◆ Provided data ◆
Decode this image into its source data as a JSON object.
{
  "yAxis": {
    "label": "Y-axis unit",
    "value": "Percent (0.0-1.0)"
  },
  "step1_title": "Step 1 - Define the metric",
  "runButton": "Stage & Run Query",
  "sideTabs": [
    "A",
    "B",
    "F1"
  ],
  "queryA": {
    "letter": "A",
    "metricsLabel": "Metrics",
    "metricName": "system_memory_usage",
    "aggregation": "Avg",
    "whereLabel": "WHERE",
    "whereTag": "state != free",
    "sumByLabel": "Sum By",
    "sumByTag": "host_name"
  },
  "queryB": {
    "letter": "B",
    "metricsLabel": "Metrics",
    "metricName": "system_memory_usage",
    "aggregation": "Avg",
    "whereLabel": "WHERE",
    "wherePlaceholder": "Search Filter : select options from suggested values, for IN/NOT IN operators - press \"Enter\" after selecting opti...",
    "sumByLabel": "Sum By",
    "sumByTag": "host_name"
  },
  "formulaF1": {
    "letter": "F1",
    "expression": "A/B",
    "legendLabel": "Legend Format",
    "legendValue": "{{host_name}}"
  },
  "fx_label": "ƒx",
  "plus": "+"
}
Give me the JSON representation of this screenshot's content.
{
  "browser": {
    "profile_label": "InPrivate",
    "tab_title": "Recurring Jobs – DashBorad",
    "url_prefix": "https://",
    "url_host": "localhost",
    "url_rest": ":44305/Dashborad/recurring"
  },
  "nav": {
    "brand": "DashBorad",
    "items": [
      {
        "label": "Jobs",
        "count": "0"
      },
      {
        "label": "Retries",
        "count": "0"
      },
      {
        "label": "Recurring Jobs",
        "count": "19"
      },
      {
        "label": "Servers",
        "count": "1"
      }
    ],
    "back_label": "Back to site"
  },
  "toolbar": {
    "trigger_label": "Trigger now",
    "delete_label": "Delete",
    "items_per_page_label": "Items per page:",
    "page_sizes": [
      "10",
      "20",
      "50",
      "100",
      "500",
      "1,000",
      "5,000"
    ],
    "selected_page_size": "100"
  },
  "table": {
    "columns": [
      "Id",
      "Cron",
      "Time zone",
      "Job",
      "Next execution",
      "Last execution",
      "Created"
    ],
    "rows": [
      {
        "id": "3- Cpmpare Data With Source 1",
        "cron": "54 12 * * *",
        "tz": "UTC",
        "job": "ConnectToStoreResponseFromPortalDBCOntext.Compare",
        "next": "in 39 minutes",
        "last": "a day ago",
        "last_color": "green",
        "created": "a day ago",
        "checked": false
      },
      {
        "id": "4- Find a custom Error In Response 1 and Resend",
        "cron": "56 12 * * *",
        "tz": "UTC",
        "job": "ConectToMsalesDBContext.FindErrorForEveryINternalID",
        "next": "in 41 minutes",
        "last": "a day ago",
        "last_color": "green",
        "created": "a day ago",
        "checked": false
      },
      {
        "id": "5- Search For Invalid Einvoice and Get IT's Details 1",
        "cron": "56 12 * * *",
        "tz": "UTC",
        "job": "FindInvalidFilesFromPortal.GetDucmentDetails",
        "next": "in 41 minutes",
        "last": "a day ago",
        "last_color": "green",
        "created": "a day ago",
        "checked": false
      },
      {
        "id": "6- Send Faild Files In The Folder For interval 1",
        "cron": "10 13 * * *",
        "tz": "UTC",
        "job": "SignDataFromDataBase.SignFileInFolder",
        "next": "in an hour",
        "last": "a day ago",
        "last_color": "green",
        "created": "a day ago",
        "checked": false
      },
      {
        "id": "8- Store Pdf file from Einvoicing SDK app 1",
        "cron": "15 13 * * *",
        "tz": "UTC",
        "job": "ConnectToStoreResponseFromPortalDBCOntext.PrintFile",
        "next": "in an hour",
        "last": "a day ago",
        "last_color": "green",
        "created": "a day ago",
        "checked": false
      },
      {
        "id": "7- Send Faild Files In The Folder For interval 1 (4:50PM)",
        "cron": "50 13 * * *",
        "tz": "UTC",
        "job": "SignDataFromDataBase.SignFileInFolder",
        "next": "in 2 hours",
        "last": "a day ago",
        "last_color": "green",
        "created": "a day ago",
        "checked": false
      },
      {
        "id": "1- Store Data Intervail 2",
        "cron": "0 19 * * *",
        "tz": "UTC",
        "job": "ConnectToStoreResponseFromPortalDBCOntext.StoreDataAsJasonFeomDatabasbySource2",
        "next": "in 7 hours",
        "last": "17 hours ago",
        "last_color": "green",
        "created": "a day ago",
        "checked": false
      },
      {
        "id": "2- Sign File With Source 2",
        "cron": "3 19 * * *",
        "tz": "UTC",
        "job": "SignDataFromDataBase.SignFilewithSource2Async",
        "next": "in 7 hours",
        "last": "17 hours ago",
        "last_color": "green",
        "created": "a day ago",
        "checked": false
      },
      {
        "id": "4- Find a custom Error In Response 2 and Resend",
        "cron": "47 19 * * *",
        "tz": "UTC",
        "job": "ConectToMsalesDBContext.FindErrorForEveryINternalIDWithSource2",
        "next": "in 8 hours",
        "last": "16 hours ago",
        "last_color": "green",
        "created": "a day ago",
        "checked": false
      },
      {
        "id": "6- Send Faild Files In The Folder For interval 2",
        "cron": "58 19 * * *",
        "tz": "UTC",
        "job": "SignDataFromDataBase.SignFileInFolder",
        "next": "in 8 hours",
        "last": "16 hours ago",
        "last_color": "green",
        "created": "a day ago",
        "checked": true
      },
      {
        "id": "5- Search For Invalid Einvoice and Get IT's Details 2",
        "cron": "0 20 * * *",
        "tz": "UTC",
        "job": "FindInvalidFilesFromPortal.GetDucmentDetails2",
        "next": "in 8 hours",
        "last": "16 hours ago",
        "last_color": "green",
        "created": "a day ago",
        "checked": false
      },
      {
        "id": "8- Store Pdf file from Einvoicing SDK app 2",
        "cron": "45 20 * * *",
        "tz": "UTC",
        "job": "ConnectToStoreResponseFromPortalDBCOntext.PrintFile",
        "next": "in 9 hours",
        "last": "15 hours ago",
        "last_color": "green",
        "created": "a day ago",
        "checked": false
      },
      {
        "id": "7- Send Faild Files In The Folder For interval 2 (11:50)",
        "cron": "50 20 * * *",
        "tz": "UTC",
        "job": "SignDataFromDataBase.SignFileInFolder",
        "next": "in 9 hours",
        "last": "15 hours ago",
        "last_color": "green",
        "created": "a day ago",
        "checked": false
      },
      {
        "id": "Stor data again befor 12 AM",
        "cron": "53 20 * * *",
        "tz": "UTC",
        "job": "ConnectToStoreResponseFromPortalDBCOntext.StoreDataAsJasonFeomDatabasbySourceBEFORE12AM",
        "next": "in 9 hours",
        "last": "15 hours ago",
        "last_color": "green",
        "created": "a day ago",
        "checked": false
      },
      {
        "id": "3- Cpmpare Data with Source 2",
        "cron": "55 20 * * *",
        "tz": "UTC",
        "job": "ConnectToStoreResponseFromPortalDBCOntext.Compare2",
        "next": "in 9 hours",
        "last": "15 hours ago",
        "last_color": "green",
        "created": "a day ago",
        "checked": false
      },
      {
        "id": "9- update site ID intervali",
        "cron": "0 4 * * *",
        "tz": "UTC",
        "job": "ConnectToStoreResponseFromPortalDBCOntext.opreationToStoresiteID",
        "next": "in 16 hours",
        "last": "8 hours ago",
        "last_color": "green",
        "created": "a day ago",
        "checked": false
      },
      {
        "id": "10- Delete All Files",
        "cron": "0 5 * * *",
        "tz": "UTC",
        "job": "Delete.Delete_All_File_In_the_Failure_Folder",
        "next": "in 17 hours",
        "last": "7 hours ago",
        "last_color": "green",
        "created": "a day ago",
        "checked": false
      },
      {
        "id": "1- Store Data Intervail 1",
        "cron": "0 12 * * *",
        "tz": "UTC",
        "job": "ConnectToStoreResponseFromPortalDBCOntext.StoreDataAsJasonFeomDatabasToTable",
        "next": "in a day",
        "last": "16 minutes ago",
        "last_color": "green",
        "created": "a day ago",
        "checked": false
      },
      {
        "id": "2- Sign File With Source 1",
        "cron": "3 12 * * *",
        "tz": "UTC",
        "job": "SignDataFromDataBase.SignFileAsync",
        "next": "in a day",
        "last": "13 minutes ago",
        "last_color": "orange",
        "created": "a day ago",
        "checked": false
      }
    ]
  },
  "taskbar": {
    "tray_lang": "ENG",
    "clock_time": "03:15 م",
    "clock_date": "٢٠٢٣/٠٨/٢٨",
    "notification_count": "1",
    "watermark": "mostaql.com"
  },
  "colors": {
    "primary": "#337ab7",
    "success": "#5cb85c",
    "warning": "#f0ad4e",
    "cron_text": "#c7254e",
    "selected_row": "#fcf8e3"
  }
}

◆ Problem details ◆
Using the listing above, locate the lines that hold "ConectToMsalesDBContext" and copy each one.

◆ Written answer ◆
        "job": "ConectToMsalesDBContext.FindErrorForEveryINternalID",
        "job": "ConectToMsalesDBContext.FindErrorForEveryINternalIDWithSource2",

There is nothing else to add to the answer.